▶ Page extract:

China’s advances in manufacturing sectors and India’s progress in information techn­logy will soon be equalised as both countries engage in more trading of goods and services, as if working towards the “Trade for Peace”.27 China’s investment in a “string of pearls” appears to primarily address basic human development concerns and national interests through economic growth followed by human security in the Asian region. The optimism experienced by China, in which more than 250 million people have been lifted out of poverty, is justified not only in Confucian countries like the Asian Tigers (Hong Kong, Singapore, Taiwan, and South Korea) but also in south Asian nations whose economies have opened up to Chinese investment and commerce.

The leading trio – America, China, and India – also shared a common enemy: terrorism both at home and abroad. Having global trade interests and investment opportunities – whether competitive or com­plementary – each nation continuously searches for greater security and stabi­lity in the Indian Ocean r­egion as a prime necessity for their own national progress. President Barack Obama’s visit to China, soon followed by Indian Prime Minister Manmohan Singh’s trip to Washington in November 2009, clearly signified the importance of the Chindian role in south Asian security.28 Some commentators viewed the trajectory of political, military, and economic interdependence as the new pragmatism of cooperation and competition.29 As political alliances have changed vividly with evolving post-9/11 global realities, each nation is presented with new opportunities and challenges. The Obama administration – under pressure from the US Congress – has now begun to recalculate and “reset” its Sri Lanka strategy as a response to Chinese inroads into the Indian Ocean passageway.

▶ Task set:
A – Do the following statements agree with the passage on China, India, and the Indian Ocean? Answer yes or no for each, and quote the deciding words of the passage. (i) More than 250 million people in China have been lifted out of poverty. (ii) Manmohan Singh traveled to Washington in November 2009. (iii) The Obama administration began to reset its Sri Lanka strategy without pressure from Congress.
B – Rewrite the part of the passage on China, India, and the Indian Ocean starting at "China’s advances in" and ending at "investment and commerce.", substituting "foreign" for "Chinese".

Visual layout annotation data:
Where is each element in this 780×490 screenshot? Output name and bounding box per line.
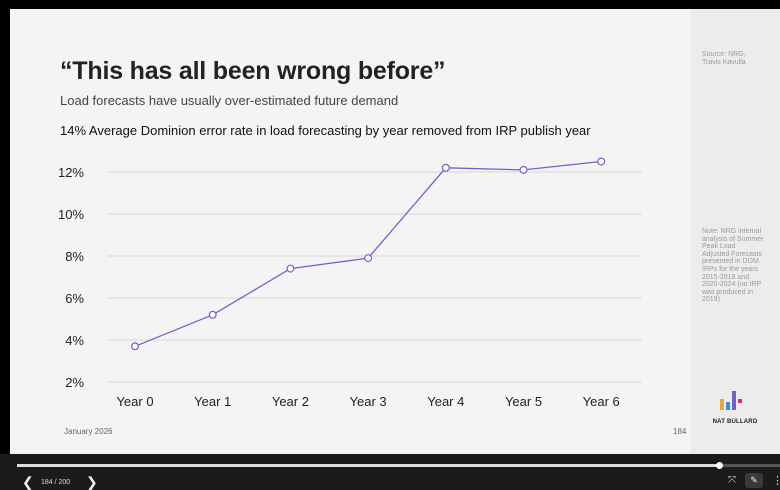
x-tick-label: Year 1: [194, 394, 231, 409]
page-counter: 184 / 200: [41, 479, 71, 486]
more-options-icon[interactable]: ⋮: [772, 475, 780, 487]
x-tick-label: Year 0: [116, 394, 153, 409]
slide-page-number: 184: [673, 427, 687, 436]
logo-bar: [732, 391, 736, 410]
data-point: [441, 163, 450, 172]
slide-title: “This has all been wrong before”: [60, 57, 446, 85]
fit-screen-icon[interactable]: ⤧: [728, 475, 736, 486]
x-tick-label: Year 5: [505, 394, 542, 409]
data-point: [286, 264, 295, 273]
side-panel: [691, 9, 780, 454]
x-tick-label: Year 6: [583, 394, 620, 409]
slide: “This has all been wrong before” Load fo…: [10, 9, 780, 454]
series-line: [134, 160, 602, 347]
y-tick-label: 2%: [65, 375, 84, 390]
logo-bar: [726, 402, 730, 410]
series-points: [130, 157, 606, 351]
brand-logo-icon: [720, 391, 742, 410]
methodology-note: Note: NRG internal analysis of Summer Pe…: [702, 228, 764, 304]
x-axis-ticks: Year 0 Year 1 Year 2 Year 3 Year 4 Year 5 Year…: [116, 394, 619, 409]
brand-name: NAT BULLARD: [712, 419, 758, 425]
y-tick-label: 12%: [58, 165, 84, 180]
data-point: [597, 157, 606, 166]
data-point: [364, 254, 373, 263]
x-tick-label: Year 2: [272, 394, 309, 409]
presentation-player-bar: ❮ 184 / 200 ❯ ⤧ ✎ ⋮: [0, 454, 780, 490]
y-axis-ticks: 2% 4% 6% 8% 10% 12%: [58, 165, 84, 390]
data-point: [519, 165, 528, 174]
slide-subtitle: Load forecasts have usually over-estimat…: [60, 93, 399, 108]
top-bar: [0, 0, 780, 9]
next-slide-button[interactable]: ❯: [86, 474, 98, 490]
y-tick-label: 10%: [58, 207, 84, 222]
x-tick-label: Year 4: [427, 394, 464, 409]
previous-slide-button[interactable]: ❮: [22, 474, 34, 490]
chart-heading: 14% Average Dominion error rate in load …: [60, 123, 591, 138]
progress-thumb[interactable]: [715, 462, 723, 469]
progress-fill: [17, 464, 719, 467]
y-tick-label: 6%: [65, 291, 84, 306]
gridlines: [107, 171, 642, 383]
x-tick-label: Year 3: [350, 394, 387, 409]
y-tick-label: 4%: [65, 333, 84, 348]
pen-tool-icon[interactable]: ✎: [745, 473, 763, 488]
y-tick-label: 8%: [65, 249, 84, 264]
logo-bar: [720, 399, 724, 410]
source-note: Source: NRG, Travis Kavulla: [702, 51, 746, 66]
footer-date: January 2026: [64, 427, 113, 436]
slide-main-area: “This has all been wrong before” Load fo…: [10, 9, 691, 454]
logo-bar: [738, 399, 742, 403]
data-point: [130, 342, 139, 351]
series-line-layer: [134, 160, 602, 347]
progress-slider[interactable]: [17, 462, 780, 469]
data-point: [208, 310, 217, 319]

▶ Results in order:
A –
(i) Yes: "more than 250 million people have been lifted out of poverty"
(ii) Yes: "Indian Prime Minister Manmohan Singh’s trip to Washington in November 2009"
(iii) No: "under pressure from the US Congress"

B –
China’s advances in manufacturing sectors and India’s progress in information techn­logy will soon be equalised as both countries engage in more trading of goods and services, as if working towards the “Trade for Peace”.27 China’s investment in a “string of pearls” appears to primarily address basic human development concerns and national interests through economic growth followed by human security in the Asian region. The optimism experienced by China, in which more than 250 million people have been lifted out of poverty, is justified not only in Confucian countries like the Asian Tigers (Hong Kong, Singapore, Taiwan, and South Korea) but also in south Asian nations whose economies have opened up to foreign investment and commerce.